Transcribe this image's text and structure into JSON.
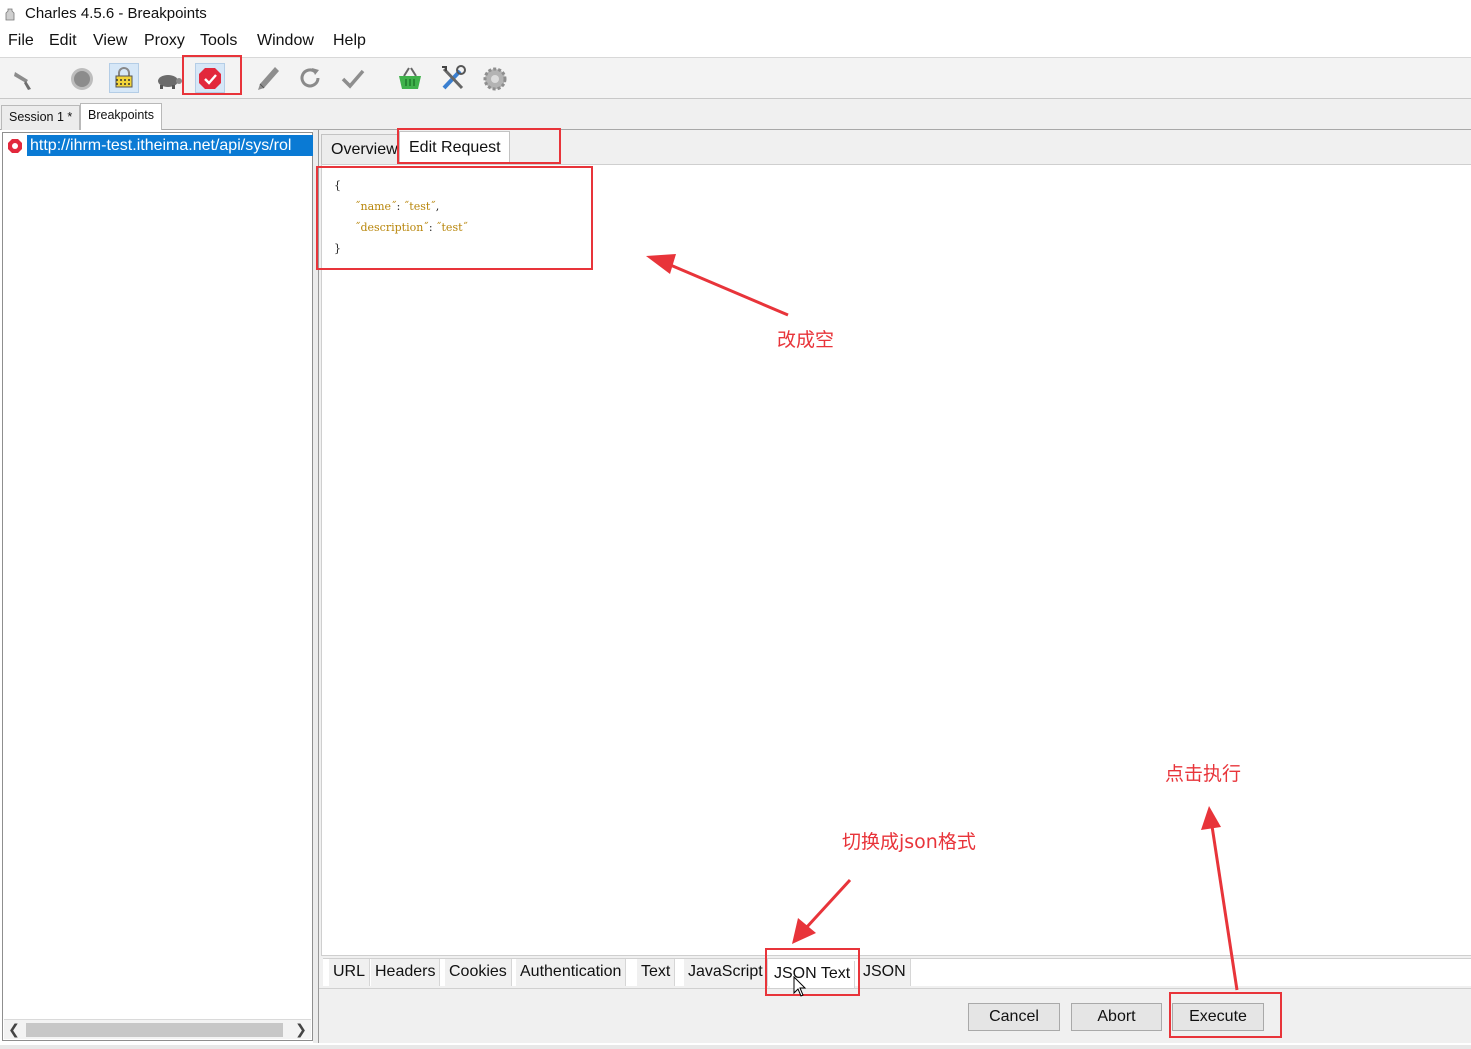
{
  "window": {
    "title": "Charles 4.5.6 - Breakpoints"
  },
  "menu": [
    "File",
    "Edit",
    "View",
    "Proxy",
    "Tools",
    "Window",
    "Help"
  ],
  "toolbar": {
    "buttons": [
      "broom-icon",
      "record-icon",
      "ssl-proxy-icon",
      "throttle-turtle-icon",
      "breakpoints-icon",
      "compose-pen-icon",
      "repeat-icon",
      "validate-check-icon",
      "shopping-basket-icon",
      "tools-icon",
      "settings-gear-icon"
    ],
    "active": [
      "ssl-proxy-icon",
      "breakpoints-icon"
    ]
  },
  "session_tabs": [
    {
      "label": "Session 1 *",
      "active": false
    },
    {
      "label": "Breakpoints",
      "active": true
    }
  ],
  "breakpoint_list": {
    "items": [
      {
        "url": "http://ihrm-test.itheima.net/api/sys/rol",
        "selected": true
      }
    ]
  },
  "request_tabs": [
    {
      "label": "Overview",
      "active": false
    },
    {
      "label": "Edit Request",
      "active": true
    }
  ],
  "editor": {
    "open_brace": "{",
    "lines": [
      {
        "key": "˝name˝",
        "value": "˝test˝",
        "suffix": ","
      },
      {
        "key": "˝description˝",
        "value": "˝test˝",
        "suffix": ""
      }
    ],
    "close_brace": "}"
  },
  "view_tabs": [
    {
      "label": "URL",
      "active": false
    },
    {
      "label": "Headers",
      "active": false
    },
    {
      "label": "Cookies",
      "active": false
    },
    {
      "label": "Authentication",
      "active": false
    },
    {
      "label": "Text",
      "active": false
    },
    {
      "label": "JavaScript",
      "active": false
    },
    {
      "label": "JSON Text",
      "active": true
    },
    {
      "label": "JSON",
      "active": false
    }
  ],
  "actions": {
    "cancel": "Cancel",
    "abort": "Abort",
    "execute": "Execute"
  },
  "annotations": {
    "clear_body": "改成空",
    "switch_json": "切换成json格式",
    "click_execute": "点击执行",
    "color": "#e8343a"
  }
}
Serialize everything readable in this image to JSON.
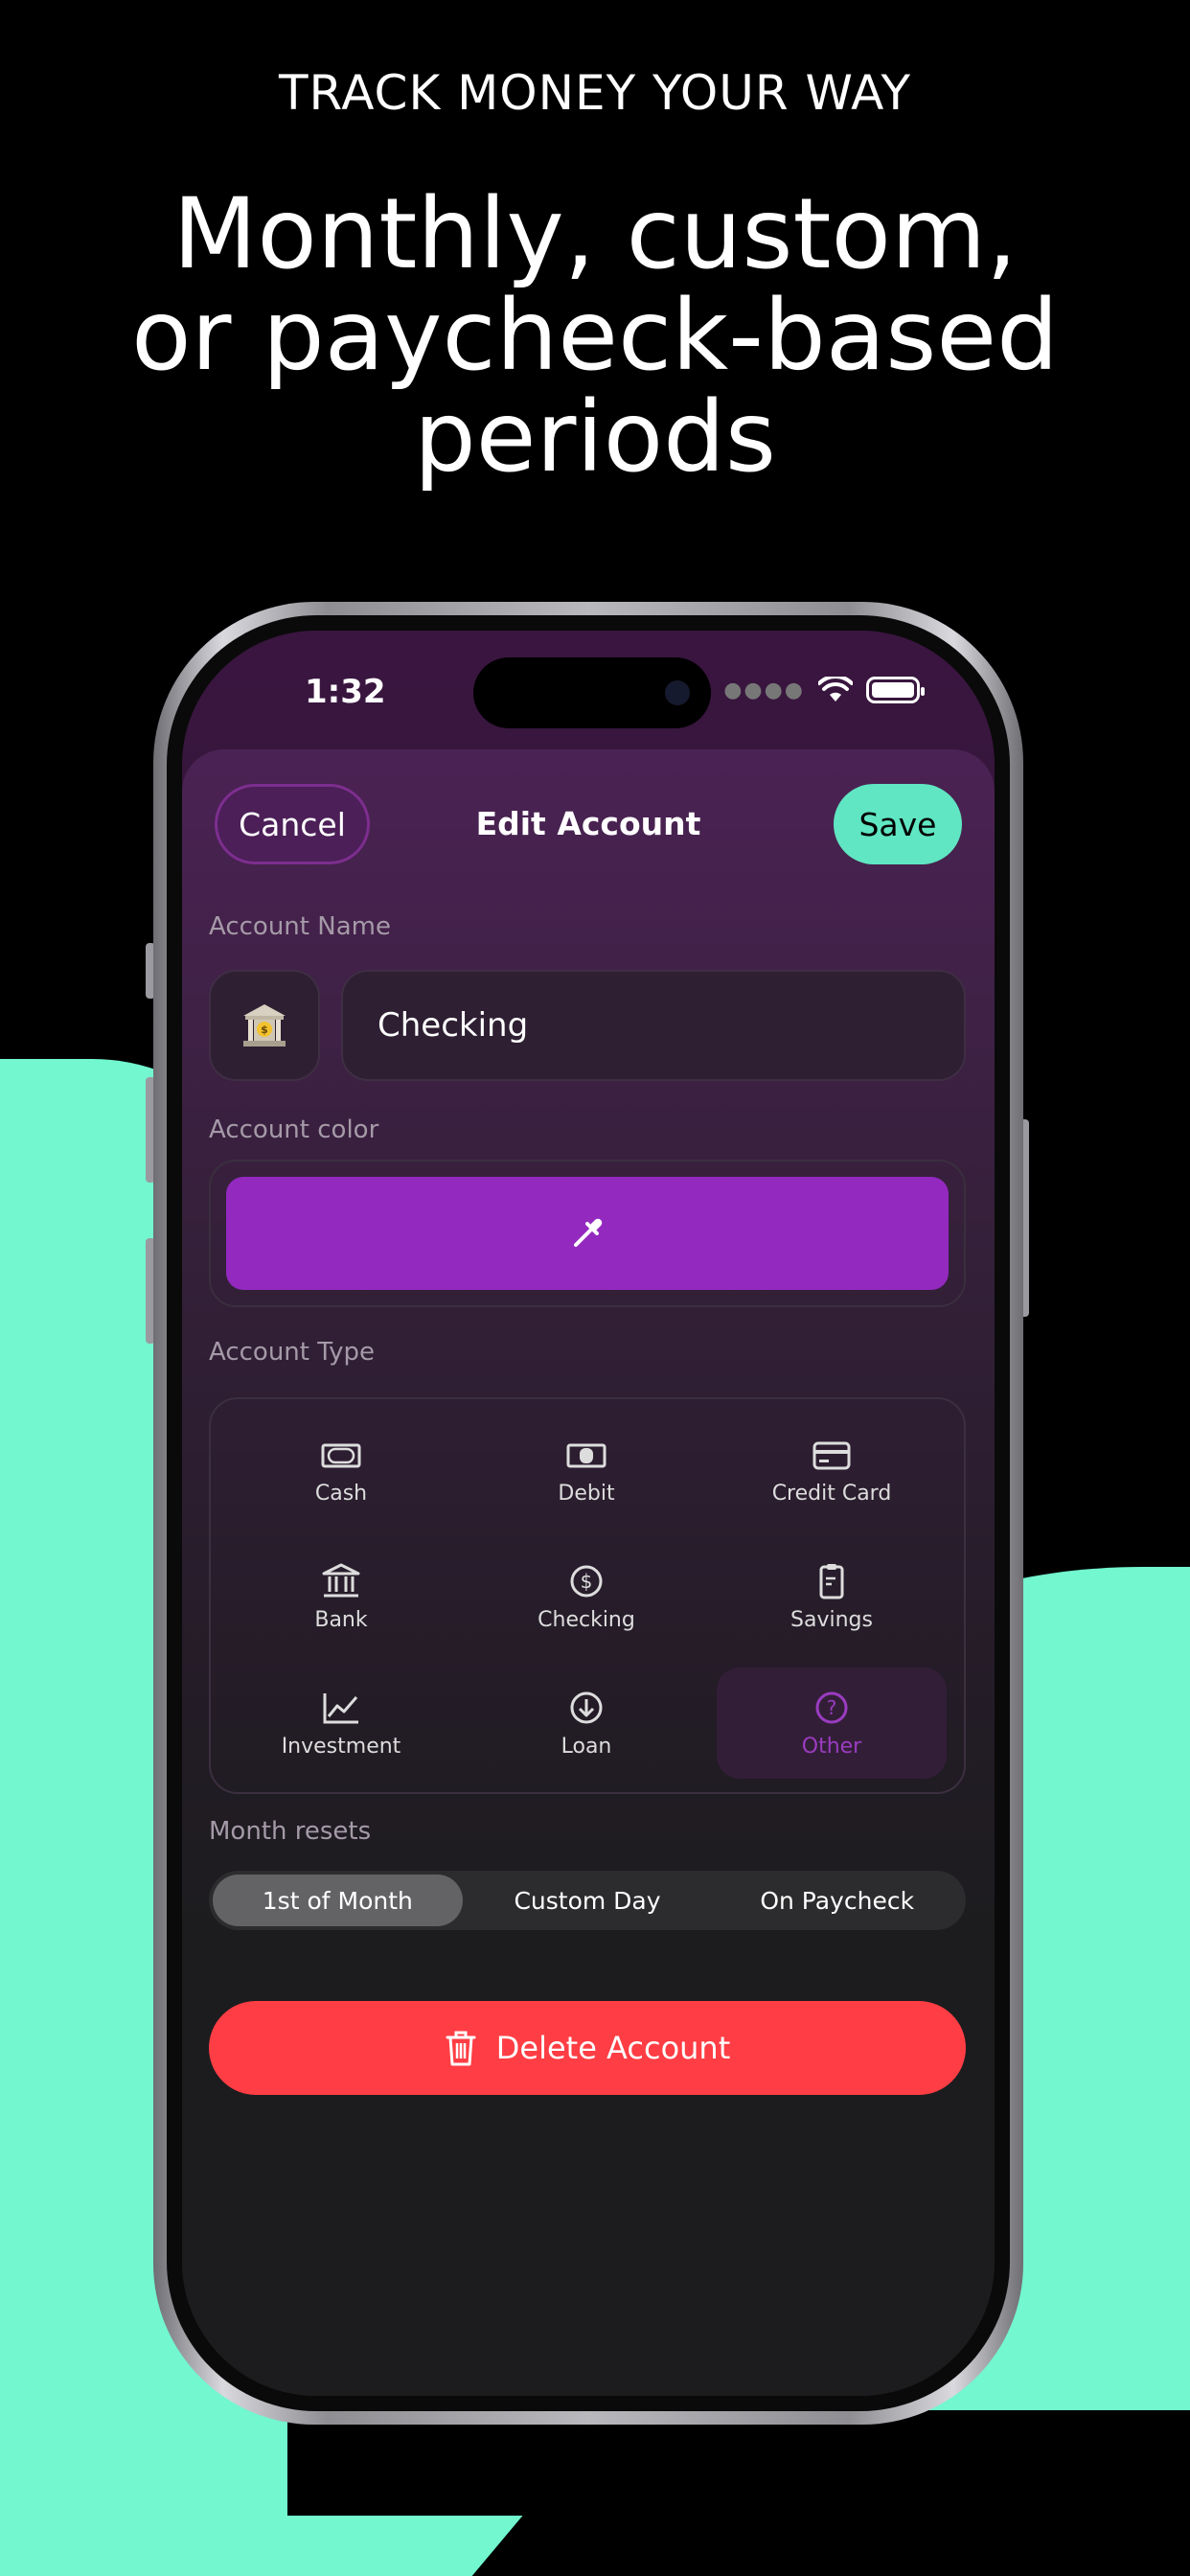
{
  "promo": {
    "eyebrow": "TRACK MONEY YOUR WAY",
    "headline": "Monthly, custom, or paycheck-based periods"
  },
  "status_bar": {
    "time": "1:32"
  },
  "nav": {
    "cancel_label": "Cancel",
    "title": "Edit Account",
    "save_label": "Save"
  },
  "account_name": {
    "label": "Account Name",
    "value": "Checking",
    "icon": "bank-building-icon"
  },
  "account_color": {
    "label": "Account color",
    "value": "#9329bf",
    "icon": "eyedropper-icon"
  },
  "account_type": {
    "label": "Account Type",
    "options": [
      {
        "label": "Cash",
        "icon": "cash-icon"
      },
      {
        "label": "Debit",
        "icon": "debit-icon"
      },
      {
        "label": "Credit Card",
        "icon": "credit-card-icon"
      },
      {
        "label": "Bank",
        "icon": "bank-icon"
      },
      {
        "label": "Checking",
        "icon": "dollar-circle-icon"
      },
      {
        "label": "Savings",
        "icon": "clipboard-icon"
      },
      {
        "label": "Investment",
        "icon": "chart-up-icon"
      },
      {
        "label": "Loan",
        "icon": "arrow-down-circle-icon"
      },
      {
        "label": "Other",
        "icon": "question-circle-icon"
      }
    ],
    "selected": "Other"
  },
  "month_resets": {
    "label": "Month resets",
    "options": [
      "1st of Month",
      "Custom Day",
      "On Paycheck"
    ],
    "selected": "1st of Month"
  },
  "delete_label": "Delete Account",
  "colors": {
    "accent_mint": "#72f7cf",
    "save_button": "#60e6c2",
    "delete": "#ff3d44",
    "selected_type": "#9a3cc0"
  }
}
───
### Prompt
Quote each record exactly as it stands, minus the pictures.

### Exercise answer
Transcribe this image's text and structure into JSON.
{
  "window": {
    "title": "Charles 4.5.6 - Breakpoints"
  },
  "menu": [
    "File",
    "Edit",
    "View",
    "Proxy",
    "Tools",
    "Window",
    "Help"
  ],
  "toolbar": {
    "buttons": [
      "broom-icon",
      "record-icon",
      "ssl-proxy-icon",
      "throttle-turtle-icon",
      "breakpoints-icon",
      "compose-pen-icon",
      "repeat-icon",
      "validate-check-icon",
      "shopping-basket-icon",
      "tools-icon",
      "settings-gear-icon"
    ],
    "active": [
      "ssl-proxy-icon",
      "breakpoints-icon"
    ]
  },
  "session_tabs": [
    {
      "label": "Session 1 *",
      "active": false
    },
    {
      "label": "Breakpoints",
      "active": true
    }
  ],
  "breakpoint_list": {
    "items": [
      {
        "url": "http://ihrm-test.itheima.net/api/sys/rol",
        "selected": true
      }
    ]
  },
  "request_tabs": [
    {
      "label": "Overview",
      "active": false
    },
    {
      "label": "Edit Request",
      "active": true
    }
  ],
  "editor": {
    "open_brace": "{",
    "lines": [
      {
        "key": "˝name˝",
        "value": "˝test˝",
        "suffix": ","
      },
      {
        "key": "˝description˝",
        "value": "˝test˝",
        "suffix": ""
      }
    ],
    "close_brace": "}"
  },
  "view_tabs": [
    {
      "label": "URL",
      "active": false
    },
    {
      "label": "Headers",
      "active": false
    },
    {
      "label": "Cookies",
      "active": false
    },
    {
      "label": "Authentication",
      "active": false
    },
    {
      "label": "Text",
      "active": false
    },
    {
      "label": "JavaScript",
      "active": false
    },
    {
      "label": "JSON Text",
      "active": true
    },
    {
      "label": "JSON",
      "active": false
    }
  ],
  "actions": {
    "cancel": "Cancel",
    "abort": "Abort",
    "execute": "Execute"
  },
  "annotations": {
    "clear_body": "改成空",
    "switch_json": "切换成json格式",
    "click_execute": "点击执行",
    "color": "#e8343a"
  }
}
Serialize everything readable in this image to JSON.
{
  "promo": {
    "eyebrow": "TRACK MONEY YOUR WAY",
    "headline": "Monthly, custom, or paycheck-based periods"
  },
  "status_bar": {
    "time": "1:32"
  },
  "nav": {
    "cancel_label": "Cancel",
    "title": "Edit Account",
    "save_label": "Save"
  },
  "account_name": {
    "label": "Account Name",
    "value": "Checking",
    "icon": "bank-building-icon"
  },
  "account_color": {
    "label": "Account color",
    "value": "#9329bf",
    "icon": "eyedropper-icon"
  },
  "account_type": {
    "label": "Account Type",
    "options": [
      {
        "label": "Cash",
        "icon": "cash-icon"
      },
      {
        "label": "Debit",
        "icon": "debit-icon"
      },
      {
        "label": "Credit Card",
        "icon": "credit-card-icon"
      },
      {
        "label": "Bank",
        "icon": "bank-icon"
      },
      {
        "label": "Checking",
        "icon": "dollar-circle-icon"
      },
      {
        "label": "Savings",
        "icon": "clipboard-icon"
      },
      {
        "label": "Investment",
        "icon": "chart-up-icon"
      },
      {
        "label": "Loan",
        "icon": "arrow-down-circle-icon"
      },
      {
        "label": "Other",
        "icon": "question-circle-icon"
      }
    ],
    "selected": "Other"
  },
  "month_resets": {
    "label": "Month resets",
    "options": [
      "1st of Month",
      "Custom Day",
      "On Paycheck"
    ],
    "selected": "1st of Month"
  },
  "delete_label": "Delete Account",
  "colors": {
    "accent_mint": "#72f7cf",
    "save_button": "#60e6c2",
    "delete": "#ff3d44",
    "selected_type": "#9a3cc0"
  }
}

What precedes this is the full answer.